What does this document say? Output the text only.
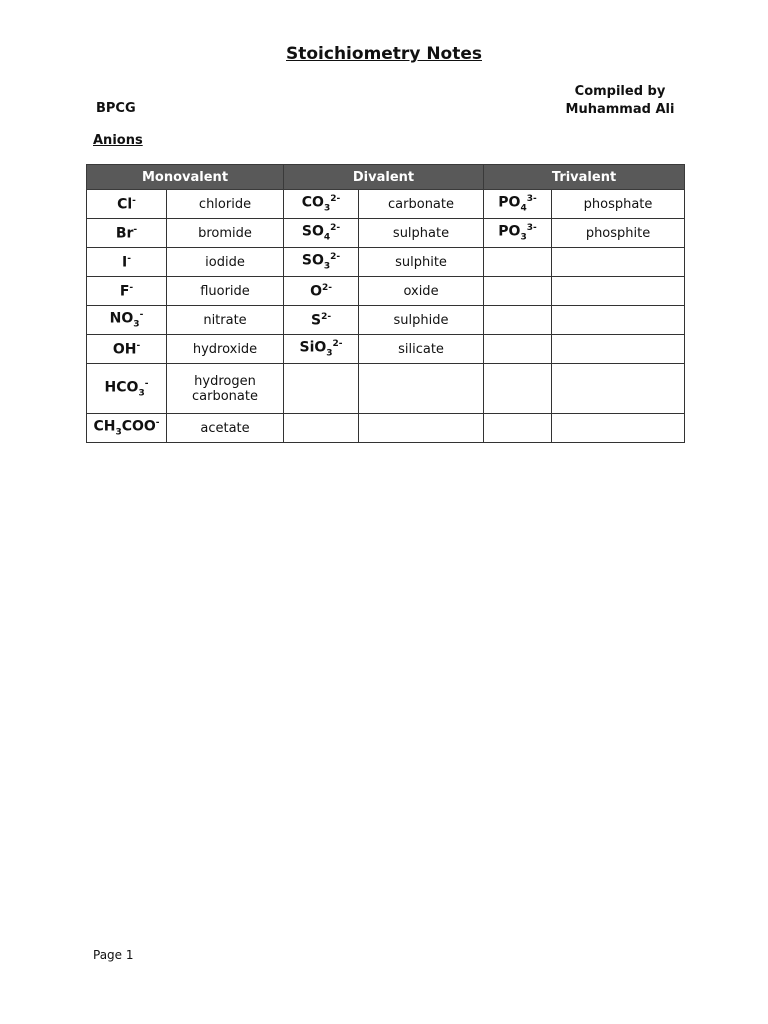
Stoichiometry Notes
Compiled by
Muhammad Ali
BPCG
Anions
Monovalent		Divalent		Trivalent	
Cl-	chloride	$CO_3^{2-}$	carbonate	$PO_4^{3-}$	phosphate
Br-	bromide	$SO_4^{2-}$	sulphate	$PO_3^{3-}$	phosphite
I-	iodide	$SO_3^{2-}$	sulphite		
F-	fluoride	$O^{2-}$	oxide		
$NO_3^-$	nitrate	$S^{2-}$	sulphide		
OH-	hydroxide	SiO$_3^{2-}$	silicate		
$HCO_3^-$	hydrogen
carbonate				

$CH_3COO^-$	acetate				
Page 1
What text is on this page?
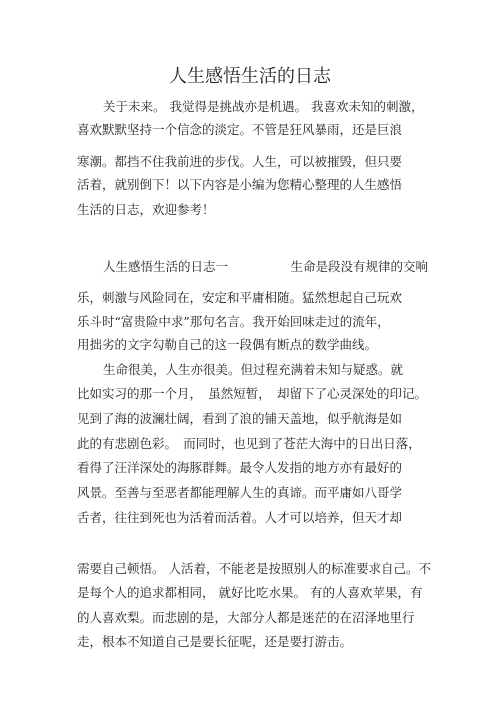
人生感悟生活的日志
关于未来。 我觉得是挑战亦是机遇。 我喜欢未知的刺激，
喜欢默默坚持一个信念的淡定。不管是狂风暴雨，还是巨浪
寒潮。都挡不住我前进的步伐。人生，可以被摧毁，但只要
活着，就别倒下！以下内容是小编为您精心整理的人生感悟
生活的日志，欢迎参考！
人生感悟生活的日志一　　　　　生命是段没有规律的交响
乐，刺激与风险同在，安定和平庸相随。猛然想起自己玩欢
乐斗时“富贵险中求”那句名言。我开始回味走过的流年，
用拙劣的文字勾勒自己的这一段偶有断点的数学曲线。
生命很美，人生亦很美。但过程充满着未知与疑惑。就
比如实习的那一个月，　虽然短暂，　却留下了心灵深处的印记。
见到了海的波澜壮阔，看到了浪的铺天盖地，似乎航海是如
此的有悲剧色彩。　而同时，也见到了苍茫大海中的日出日落，
看得了汪洋深处的海豚群舞。最令人发指的地方亦有最好的
风景。至善与至恶者都能理解人生的真谛。而平庸如八哥学
舌者，往往到死也为活着而活着。人才可以培养，但天才却
需要自己顿悟。 人活着，不能老是按照别人的标准要求自己。不
是每个人的追求都相同， 就好比吃水果。 有的人喜欢苹果，有
的人喜欢梨。而悲剧的是，大部分人都是迷茫的在沼泽地里行
走，根本不知道自己是要长征呢，还是要打游击。
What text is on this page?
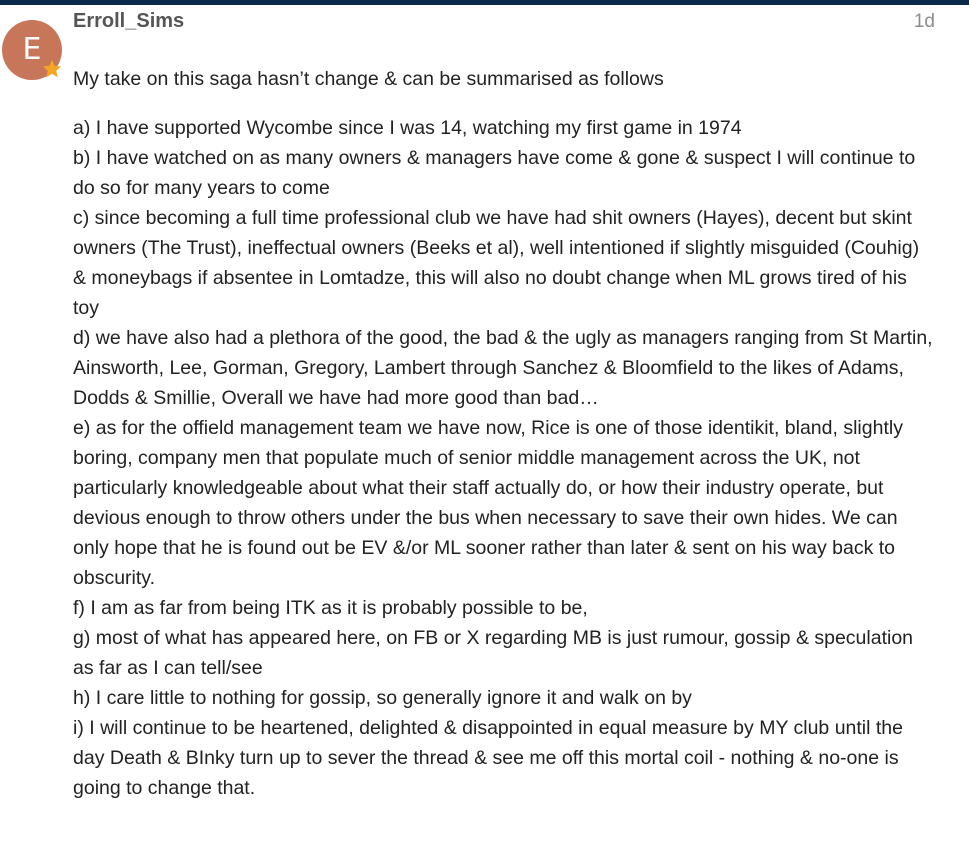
E
Erroll_Sims	1d

My take on this saga hasn’t change & can be summarised as follows

a) I have supported Wycombe since I was 14, watching my first game in 1974

b) I have watched on as many owners & managers have come & gone & suspect I will continue to do so for many years to come

c) since becoming a full time professional club we have had shit owners (Hayes), decent but skint owners (The Trust), ineffectual owners (Beeks et al), well intentioned if slightly misguided (Couhig) & moneybags if absentee in Lomtadze, this will also no doubt change when ML grows tired of his toy

d) we have also had a plethora of the good, the bad & the ugly as managers ranging from St Martin, Ainsworth, Lee, Gorman, Gregory, Lambert through Sanchez & Bloomfield to the likes of Adams, Dodds & Smillie, Overall we have had more good than bad…

e) as for the offield management team we have now, Rice is one of those identikit, bland, slightly boring, company men that populate much of senior middle management across the UK, not particularly knowledgeable about what their staff actually do, or how their industry operate, but devious enough to throw others under the bus when necessary to save their own hides. We can only hope that he is found out be EV &/or ML sooner rather than later & sent on his way back to obscurity.

f) I am as far from being ITK as it is probably possible to be,

g) most of what has appeared here, on FB or X regarding MB is just rumour, gossip & speculation as far as I can tell/see

h) I care little to nothing for gossip, so generally ignore it and walk on by

i) I will continue to be heartened, delighted & disappointed in equal measure by MY club until the day Death & BInky turn up to sever the thread & see me off this mortal coil - nothing & no-one is going to change that.
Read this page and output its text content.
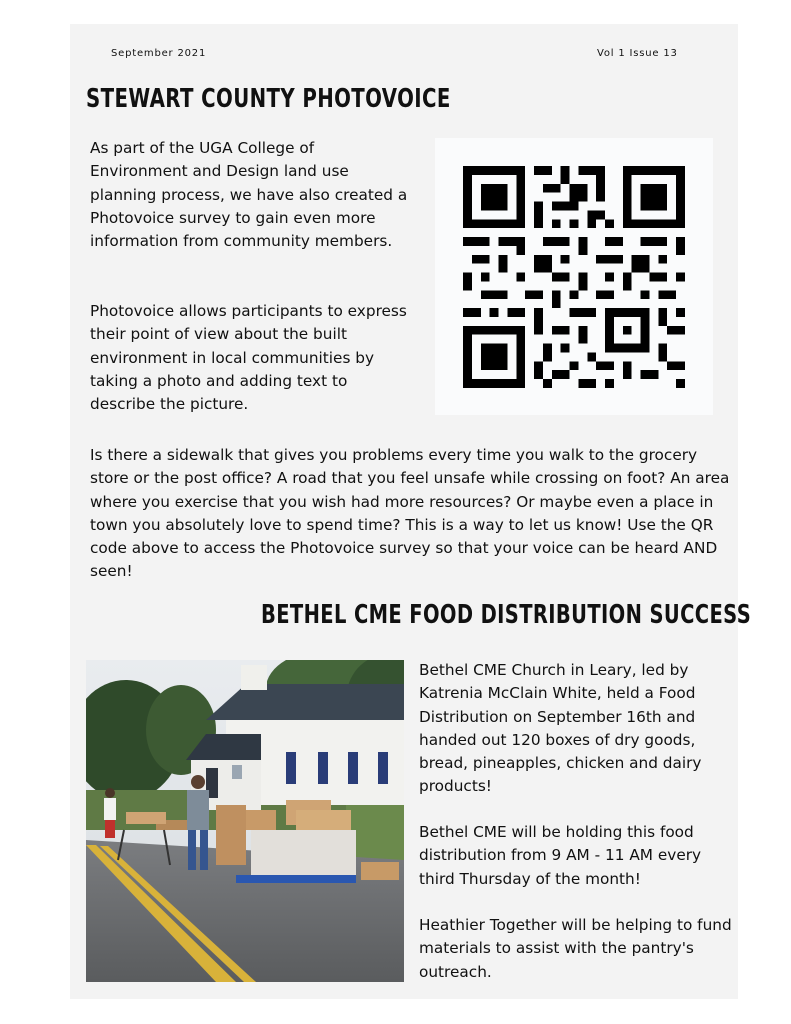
September 2021	Vol 1 Issue 13
STEWART COUNTY PHOTOVOICE
As part of the UGA College of Environment and Design land use planning process, we have also created a Photovoice survey to gain even more information from community members.
Photovoice allows participants to express their point of view about the built environment in local communities by taking a photo and adding text to describe the picture.
Is there a sidewalk that gives you problems every time you walk to the grocery store or the post office? A road that you feel unsafe while crossing on foot? An area where you exercise that you wish had more resources? Or maybe even a place in town you absolutely love to spend time? This is a way to let us know! Use the QR code above to access the Photovoice survey so that your voice can be heard AND seen!
BETHEL CME FOOD DISTRIBUTION SUCCESS
Bethel CME Church in Leary, led by Katrenia McClain White, held a Food Distribution on September 16th and handed out 120 boxes of dry goods, bread, pineapples, chicken and dairy products!
Bethel CME will be holding this food distribution from 9 AM - 11 AM every third Thursday of the month!
Heathier Together will be helping to fund materials to assist with the pantry's outreach.
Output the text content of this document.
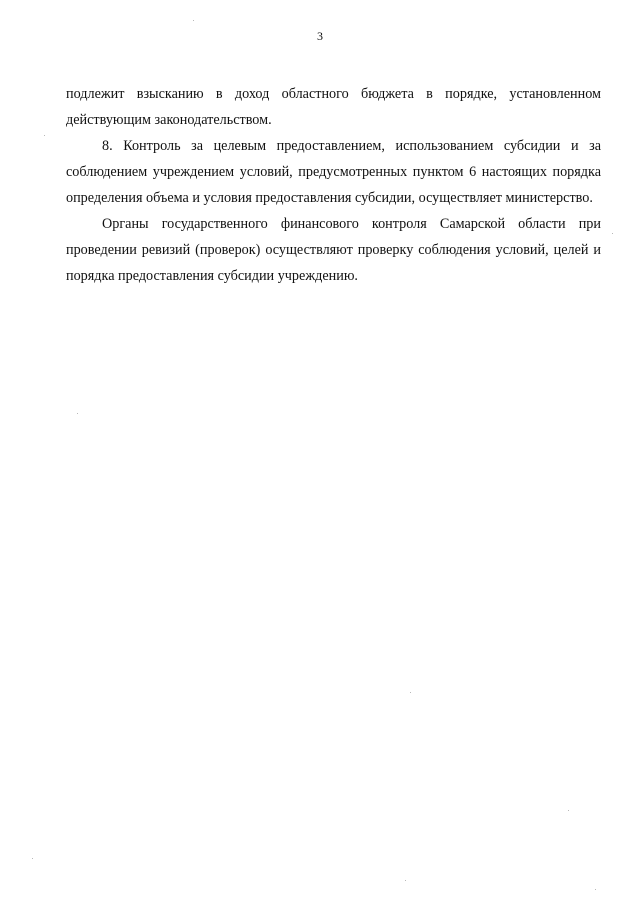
3

подлежит взысканию в доход областного бюджета в порядке, установленном действующим законодательством.

8. Контроль за целевым предоставлением, использованием субсидии и за соблюдением учреждением условий, предусмотренных пунктом 6 настоящих порядка определения объема и условия предоставления субсидии, осуществляет министерство.

Органы государственного финансового контроля Самарской области при проведении ревизий (проверок) осуществляют проверку соблюдения условий, целей и порядка предоставления субсидии учреждению.
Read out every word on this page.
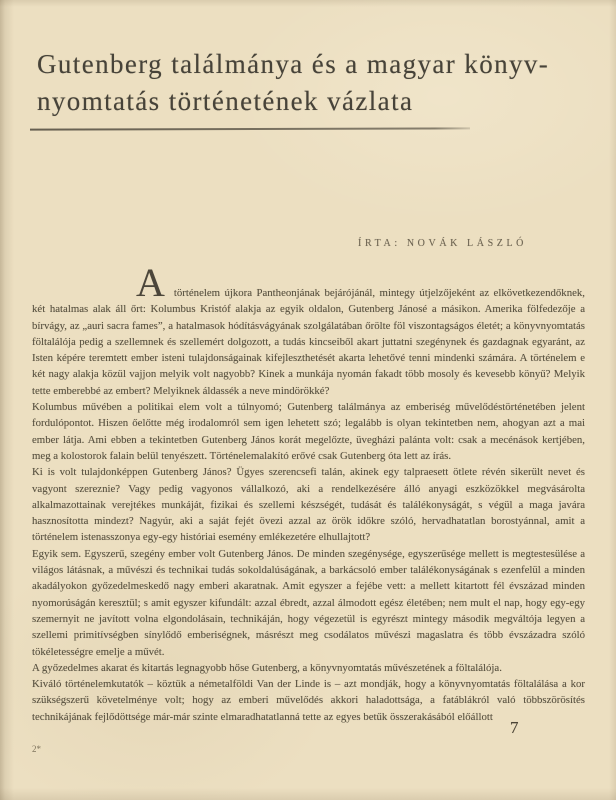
Gutenberg találmánya és a magyar könyv-
nyomtatás történetének vázlata
ÍRTA: NOVÁK LÁSZLÓ

Atörténelem újkora Pantheonjának bejárójánál, mintegy útjelzőjeként az elkövetkezendőknek, két hatalmas alak áll őrt: Kolumbus Kristóf alakja az egyik oldalon, Gutenberg Jánosé a másikon. Amerika fölfedezője a bírvágy, az „auri sacra fames”, a hatalmasok hódításvágyának szolgálatában őrölte föl viszontagságos életét; a könyvnyomtatás föltalálója pedig a szellemnek és szellemért dolgozott, a tudás kincseiből akart juttatni szegénynek és gazdagnak egyaránt, az Isten képére teremtett ember isteni tulajdonságainak kifejleszthetését akarta lehetővé tenni mindenki számára. A történelem e két nagy alakja közül vajjon melyik volt nagyobb? Kinek a munkája nyomán fakadt több mosoly és kevesebb könyű? Melyik tette emberebbé az embert? Melyiknek áldassék a neve mindörökké?

Kolumbus művében a politikai elem volt a túlnyomó; Gutenberg találmánya az emberiség művelődéstörténetében jelent fordulópontot. Hiszen őelőtte még irodalomról sem igen lehetett szó; legalább is olyan tekintetben nem, ahogyan azt a mai ember látja. Ami ebben a tekintetben Gutenberg János korát megelőzte, üvegházi palánta volt: csak a mecénások kertjében, meg a kolostorok falain belül tenyészett. Történelemalakító erővé csak Gutenberg óta lett az írás.

Ki is volt tulajdonképpen Gutenberg János? Ügyes szerencsefi talán, akinek egy talpraesett ötlete révén sikerült nevet és vagyont szereznie? Vagy pedig vagyonos vállalkozó, aki a rendelkezésére álló anyagi eszközökkel megvásárolta alkalmazottainak verejtékes munkáját, fizikai és szellemi készségét, tudását és találékonyságát, s végül a maga javára hasznosította mindezt? Nagyúr, aki a saját fejét övezi azzal az örök időkre szóló, hervadhatatlan borostyánnal, amit a történelem istenasszonya egy-egy históriai esemény emlékezetére elhullajtott?

Egyik sem. Egyszerű, szegény ember volt Gutenberg János. De minden szegénysége, egyszerűsége mellett is megtestesülése a világos látásnak, a művészi és technikai tudás sokoldalúságának, a barkácsoló ember találékonyságának s ezenfelül a minden akadályokon győzedelmeskedő nagy emberi akaratnak. Amit egyszer a fejébe vett: a mellett kitartott fél évszázad minden nyomorúságán keresztül; s amit egyszer kifundált: azzal ébredt, azzal álmodott egész életében; nem mult el nap, hogy egy-egy szemernyit ne javított volna elgondolásain, technikáján, hogy végezetül is egyrészt mintegy második megváltója legyen a szellemi primitívségben sínylődő emberiségnek, másrészt meg csodálatos művészi magaslatra és több évszázadra szóló tökéletességre emelje a művét.

A győzedelmes akarat és kitartás legnagyobb hőse Gutenberg, a könyvnyomtatás művészetének a föltalálója.

Kiváló történelemkutatók – köztük a németalföldi Van der Linde is – azt mondják, hogy a könyvnyomtatás föltalálása a kor szükségszerű követelménye volt; hogy az emberi művelődés akkori haladottsága, a fatáblákról való többszörösítés technikájának fejlődöttsége már-már szinte elmaradhatatlanná tette az egyes betűk összerakásából előállott

2*
7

### EXERCISE DETAILS
Of the lines in the material, how many include "September"? Respond with the number alone.

### RESULT OF THIS TASK
2